DATA FOR PROCESSING>
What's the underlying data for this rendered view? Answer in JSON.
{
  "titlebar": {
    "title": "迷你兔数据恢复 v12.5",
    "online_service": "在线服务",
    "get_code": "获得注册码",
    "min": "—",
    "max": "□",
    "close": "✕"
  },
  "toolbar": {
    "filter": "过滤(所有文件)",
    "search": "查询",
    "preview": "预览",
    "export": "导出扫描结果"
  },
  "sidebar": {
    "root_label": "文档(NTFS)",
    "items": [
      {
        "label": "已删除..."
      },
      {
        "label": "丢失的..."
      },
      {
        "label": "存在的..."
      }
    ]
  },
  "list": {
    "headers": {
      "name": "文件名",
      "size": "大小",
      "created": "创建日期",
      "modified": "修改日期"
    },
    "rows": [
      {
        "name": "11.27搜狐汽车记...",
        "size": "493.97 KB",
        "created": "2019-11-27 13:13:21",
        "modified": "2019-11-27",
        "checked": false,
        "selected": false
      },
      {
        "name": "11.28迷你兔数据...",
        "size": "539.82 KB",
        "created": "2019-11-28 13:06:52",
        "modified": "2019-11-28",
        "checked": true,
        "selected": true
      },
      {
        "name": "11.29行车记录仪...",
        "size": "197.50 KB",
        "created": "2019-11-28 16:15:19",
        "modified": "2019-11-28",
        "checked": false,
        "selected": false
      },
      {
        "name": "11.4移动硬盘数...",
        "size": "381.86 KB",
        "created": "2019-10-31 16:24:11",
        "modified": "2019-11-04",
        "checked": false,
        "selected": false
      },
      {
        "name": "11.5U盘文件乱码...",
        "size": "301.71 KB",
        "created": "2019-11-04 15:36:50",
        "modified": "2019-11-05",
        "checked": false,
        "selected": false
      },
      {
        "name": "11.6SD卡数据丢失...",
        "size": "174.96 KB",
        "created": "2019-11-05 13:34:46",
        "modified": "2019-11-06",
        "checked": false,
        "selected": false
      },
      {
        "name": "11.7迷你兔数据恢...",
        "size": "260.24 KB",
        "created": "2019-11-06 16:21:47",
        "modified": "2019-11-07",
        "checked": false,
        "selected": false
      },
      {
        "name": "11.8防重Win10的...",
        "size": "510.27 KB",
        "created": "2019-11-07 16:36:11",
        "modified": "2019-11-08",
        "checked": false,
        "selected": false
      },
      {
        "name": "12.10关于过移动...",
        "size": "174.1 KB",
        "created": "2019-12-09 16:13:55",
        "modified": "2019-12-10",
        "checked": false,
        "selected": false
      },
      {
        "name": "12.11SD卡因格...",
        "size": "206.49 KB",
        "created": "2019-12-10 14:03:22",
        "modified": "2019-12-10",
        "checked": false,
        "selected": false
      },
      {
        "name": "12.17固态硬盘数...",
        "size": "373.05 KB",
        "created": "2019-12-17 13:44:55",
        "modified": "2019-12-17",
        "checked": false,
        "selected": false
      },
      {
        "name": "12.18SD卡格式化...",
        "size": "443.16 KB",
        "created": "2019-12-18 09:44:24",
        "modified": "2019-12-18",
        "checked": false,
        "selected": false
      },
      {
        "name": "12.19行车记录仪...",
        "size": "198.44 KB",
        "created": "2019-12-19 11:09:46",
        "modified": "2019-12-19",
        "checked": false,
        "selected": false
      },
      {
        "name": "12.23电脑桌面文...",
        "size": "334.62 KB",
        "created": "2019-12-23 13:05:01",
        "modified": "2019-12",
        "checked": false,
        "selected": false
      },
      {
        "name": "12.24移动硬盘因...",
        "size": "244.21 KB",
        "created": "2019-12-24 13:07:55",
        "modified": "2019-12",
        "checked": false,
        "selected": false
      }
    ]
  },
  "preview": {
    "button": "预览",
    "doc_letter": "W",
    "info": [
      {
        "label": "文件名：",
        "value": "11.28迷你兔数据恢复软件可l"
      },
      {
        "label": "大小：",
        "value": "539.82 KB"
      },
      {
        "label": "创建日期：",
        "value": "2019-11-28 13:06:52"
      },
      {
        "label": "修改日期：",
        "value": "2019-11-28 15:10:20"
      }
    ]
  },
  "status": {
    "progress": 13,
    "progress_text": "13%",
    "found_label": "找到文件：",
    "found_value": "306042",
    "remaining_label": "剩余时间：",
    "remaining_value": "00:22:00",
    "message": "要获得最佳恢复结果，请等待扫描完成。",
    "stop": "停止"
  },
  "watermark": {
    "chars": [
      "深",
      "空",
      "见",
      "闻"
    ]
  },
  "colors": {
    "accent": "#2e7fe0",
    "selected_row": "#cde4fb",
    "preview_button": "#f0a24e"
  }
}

WHAT IS EXPECTED> Generate an exact reproduction of all entries.

PROBLEM SOLUTION>
What's the underlying data for this rendered view? Answer in JSON.
{
  "titlebar": {
    "title": "迷你兔数据恢复 v12.5",
    "online_service": "在线服务",
    "get_code": "获得注册码",
    "min": "—",
    "max": "□",
    "close": "✕"
  },
  "toolbar": {
    "filter": "过滤(所有文件)",
    "search": "查询",
    "preview": "预览",
    "export": "导出扫描结果"
  },
  "sidebar": {
    "root_label": "文档(NTFS)",
    "items": [
      {
        "label": "已删除..."
      },
      {
        "label": "丢失的..."
      },
      {
        "label": "存在的..."
      }
    ]
  },
  "list": {
    "headers": {
      "name": "文件名",
      "size": "大小",
      "created": "创建日期",
      "modified": "修改日期"
    },
    "rows": [
      {
        "name": "11.27搜狐汽车记...",
        "size": "493.97 KB",
        "created": "2019-11-27 13:13:21",
        "modified": "2019-11-27",
        "checked": false,
        "selected": false
      },
      {
        "name": "11.28迷你兔数据...",
        "size": "539.82 KB",
        "created": "2019-11-28 13:06:52",
        "modified": "2019-11-28",
        "checked": true,
        "selected": true
      },
      {
        "name": "11.29行车记录仪...",
        "size": "197.50 KB",
        "created": "2019-11-28 16:15:19",
        "modified": "2019-11-28",
        "checked": false,
        "selected": false
      },
      {
        "name": "11.4移动硬盘数...",
        "size": "381.86 KB",
        "created": "2019-10-31 16:24:11",
        "modified": "2019-11-04",
        "checked": false,
        "selected": false
      },
      {
        "name": "11.5U盘文件乱码...",
        "size": "301.71 KB",
        "created": "2019-11-04 15:36:50",
        "modified": "2019-11-05",
        "checked": false,
        "selected": false
      },
      {
        "name": "11.6SD卡数据丢失...",
        "size": "174.96 KB",
        "created": "2019-11-05 13:34:46",
        "modified": "2019-11-06",
        "checked": false,
        "selected": false
      },
      {
        "name": "11.7迷你兔数据恢...",
        "size": "260.24 KB",
        "created": "2019-11-06 16:21:47",
        "modified": "2019-11-07",
        "checked": false,
        "selected": false
      },
      {
        "name": "11.8防重Win10的...",
        "size": "510.27 KB",
        "created": "2019-11-07 16:36:11",
        "modified": "2019-11-08",
        "checked": false,
        "selected": false
      },
      {
        "name": "12.10关于过移动...",
        "size": "174.1 KB",
        "created": "2019-12-09 16:13:55",
        "modified": "2019-12-10",
        "checked": false,
        "selected": false
      },
      {
        "name": "12.11SD卡因格...",
        "size": "206.49 KB",
        "created": "2019-12-10 14:03:22",
        "modified": "2019-12-10",
        "checked": false,
        "selected": false
      },
      {
        "name": "12.17固态硬盘数...",
        "size": "373.05 KB",
        "created": "2019-12-17 13:44:55",
        "modified": "2019-12-17",
        "checked": false,
        "selected": false
      },
      {
        "name": "12.18SD卡格式化...",
        "size": "443.16 KB",
        "created": "2019-12-18 09:44:24",
        "modified": "2019-12-18",
        "checked": false,
        "selected": false
      },
      {
        "name": "12.19行车记录仪...",
        "size": "198.44 KB",
        "created": "2019-12-19 11:09:46",
        "modified": "2019-12-19",
        "checked": false,
        "selected": false
      },
      {
        "name": "12.23电脑桌面文...",
        "size": "334.62 KB",
        "created": "2019-12-23 13:05:01",
        "modified": "2019-12",
        "checked": false,
        "selected": false
      },
      {
        "name": "12.24移动硬盘因...",
        "size": "244.21 KB",
        "created": "2019-12-24 13:07:55",
        "modified": "2019-12",
        "checked": false,
        "selected": false
      }
    ]
  },
  "preview": {
    "button": "预览",
    "doc_letter": "W",
    "info": [
      {
        "label": "文件名：",
        "value": "11.28迷你兔数据恢复软件可l"
      },
      {
        "label": "大小：",
        "value": "539.82 KB"
      },
      {
        "label": "创建日期：",
        "value": "2019-11-28 13:06:52"
      },
      {
        "label": "修改日期：",
        "value": "2019-11-28 15:10:20"
      }
    ]
  },
  "status": {
    "progress": 13,
    "progress_text": "13%",
    "found_label": "找到文件：",
    "found_value": "306042",
    "remaining_label": "剩余时间：",
    "remaining_value": "00:22:00",
    "message": "要获得最佳恢复结果，请等待扫描完成。",
    "stop": "停止"
  },
  "watermark": {
    "chars": [
      "深",
      "空",
      "见",
      "闻"
    ]
  },
  "colors": {
    "accent": "#2e7fe0",
    "selected_row": "#cde4fb",
    "preview_button": "#f0a24e"
  }
}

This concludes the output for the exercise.